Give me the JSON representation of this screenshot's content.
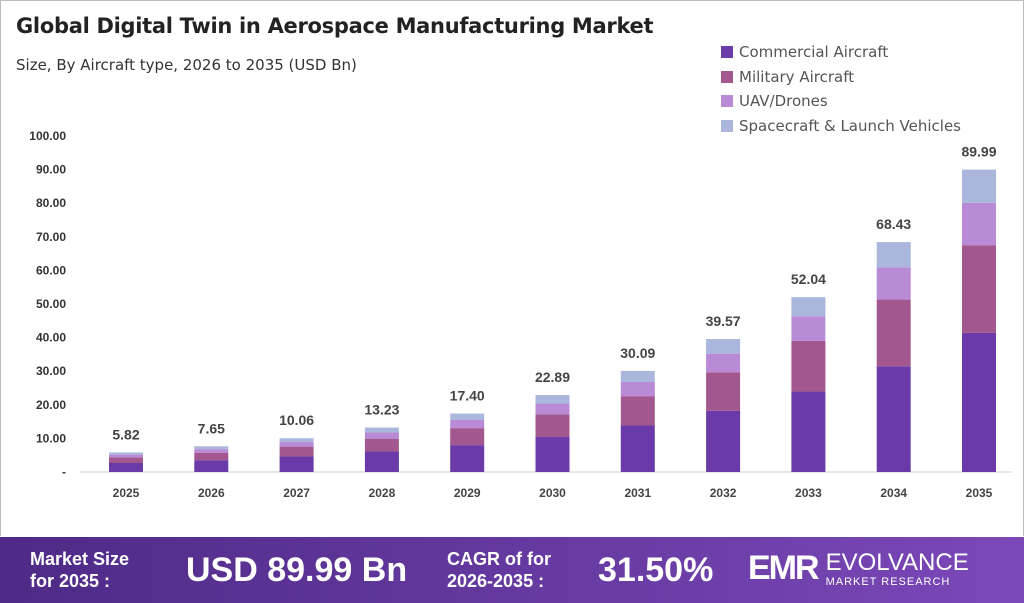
{
  "chart_data": {
    "type": "bar",
    "stacked": true,
    "title": "Global Digital Twin in Aerospace Manufacturing Market",
    "subtitle": "Size, By Aircraft  type, 2026 to 2035 (USD Bn)",
    "categories": [
      "2025",
      "2026",
      "2027",
      "2028",
      "2029",
      "2030",
      "2031",
      "2032",
      "2033",
      "2034",
      "2035"
    ],
    "totals": [
      "5.82",
      "7.65",
      "10.06",
      "13.23",
      "17.40",
      "22.89",
      "30.09",
      "39.57",
      "52.04",
      "68.43",
      "89.99"
    ],
    "series": [
      {
        "name": "Commercial Aircraft",
        "color": "#6a3aa8",
        "values": [
          2.68,
          3.52,
          4.63,
          6.09,
          8.0,
          10.53,
          13.84,
          18.2,
          23.94,
          31.48,
          41.4
        ]
      },
      {
        "name": "Military Aircraft",
        "color": "#a2588f",
        "values": [
          1.69,
          2.22,
          2.92,
          3.84,
          5.05,
          6.64,
          8.73,
          11.48,
          15.09,
          19.84,
          26.1
        ]
      },
      {
        "name": "UAV/Drones",
        "color": "#b98ad6",
        "values": [
          0.81,
          1.07,
          1.41,
          1.85,
          2.44,
          3.2,
          4.21,
          5.54,
          7.29,
          9.58,
          12.6
        ]
      },
      {
        "name": "Spacecraft & Launch Vehicles",
        "color": "#aab6dc",
        "values": [
          0.64,
          0.84,
          1.1,
          1.45,
          1.91,
          2.52,
          3.31,
          4.35,
          5.72,
          7.53,
          9.89
        ]
      }
    ],
    "yticks": [
      "-",
      "10.00",
      "20.00",
      "30.00",
      "40.00",
      "50.00",
      "60.00",
      "70.00",
      "80.00",
      "90.00",
      "100.00"
    ],
    "ylim": [
      0,
      100
    ],
    "grid": false,
    "legend": "top-right"
  },
  "footer": {
    "market_label_1": "Market Size",
    "market_label_2": "for 2035 :",
    "market_value": "USD 89.99 Bn",
    "cagr_label_1": "CAGR of for",
    "cagr_label_2": "2026-2035 :",
    "cagr_value": "31.50%",
    "logo_mark": "EMR",
    "logo_name": "EVOLVANCE",
    "logo_sub": "MARKET RESEARCH"
  }
}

◆ ◆ ◆ ◆ ◆ ◆ ◆

[REQUIREMENT]: Return each line from the material above exactly, but not the pictures.

[EXPECTED ANSWER]:
Give me the JSON representation of this screenshot's content.
{
  "chart_data": {
    "type": "bar",
    "stacked": true,
    "title": "Global Digital Twin in Aerospace Manufacturing Market",
    "subtitle": "Size, By Aircraft  type, 2026 to 2035 (USD Bn)",
    "categories": [
      "2025",
      "2026",
      "2027",
      "2028",
      "2029",
      "2030",
      "2031",
      "2032",
      "2033",
      "2034",
      "2035"
    ],
    "totals": [
      "5.82",
      "7.65",
      "10.06",
      "13.23",
      "17.40",
      "22.89",
      "30.09",
      "39.57",
      "52.04",
      "68.43",
      "89.99"
    ],
    "series": [
      {
        "name": "Commercial Aircraft",
        "color": "#6a3aa8",
        "values": [
          2.68,
          3.52,
          4.63,
          6.09,
          8.0,
          10.53,
          13.84,
          18.2,
          23.94,
          31.48,
          41.4
        ]
      },
      {
        "name": "Military Aircraft",
        "color": "#a2588f",
        "values": [
          1.69,
          2.22,
          2.92,
          3.84,
          5.05,
          6.64,
          8.73,
          11.48,
          15.09,
          19.84,
          26.1
        ]
      },
      {
        "name": "UAV/Drones",
        "color": "#b98ad6",
        "values": [
          0.81,
          1.07,
          1.41,
          1.85,
          2.44,
          3.2,
          4.21,
          5.54,
          7.29,
          9.58,
          12.6
        ]
      },
      {
        "name": "Spacecraft & Launch Vehicles",
        "color": "#aab6dc",
        "values": [
          0.64,
          0.84,
          1.1,
          1.45,
          1.91,
          2.52,
          3.31,
          4.35,
          5.72,
          7.53,
          9.89
        ]
      }
    ],
    "yticks": [
      "-",
      "10.00",
      "20.00",
      "30.00",
      "40.00",
      "50.00",
      "60.00",
      "70.00",
      "80.00",
      "90.00",
      "100.00"
    ],
    "ylim": [
      0,
      100
    ],
    "grid": false,
    "legend": "top-right"
  },
  "footer": {
    "market_label_1": "Market Size",
    "market_label_2": "for 2035 :",
    "market_value": "USD 89.99 Bn",
    "cagr_label_1": "CAGR of for",
    "cagr_label_2": "2026-2035 :",
    "cagr_value": "31.50%",
    "logo_mark": "EMR",
    "logo_name": "EVOLVANCE",
    "logo_sub": "MARKET RESEARCH"
  }
}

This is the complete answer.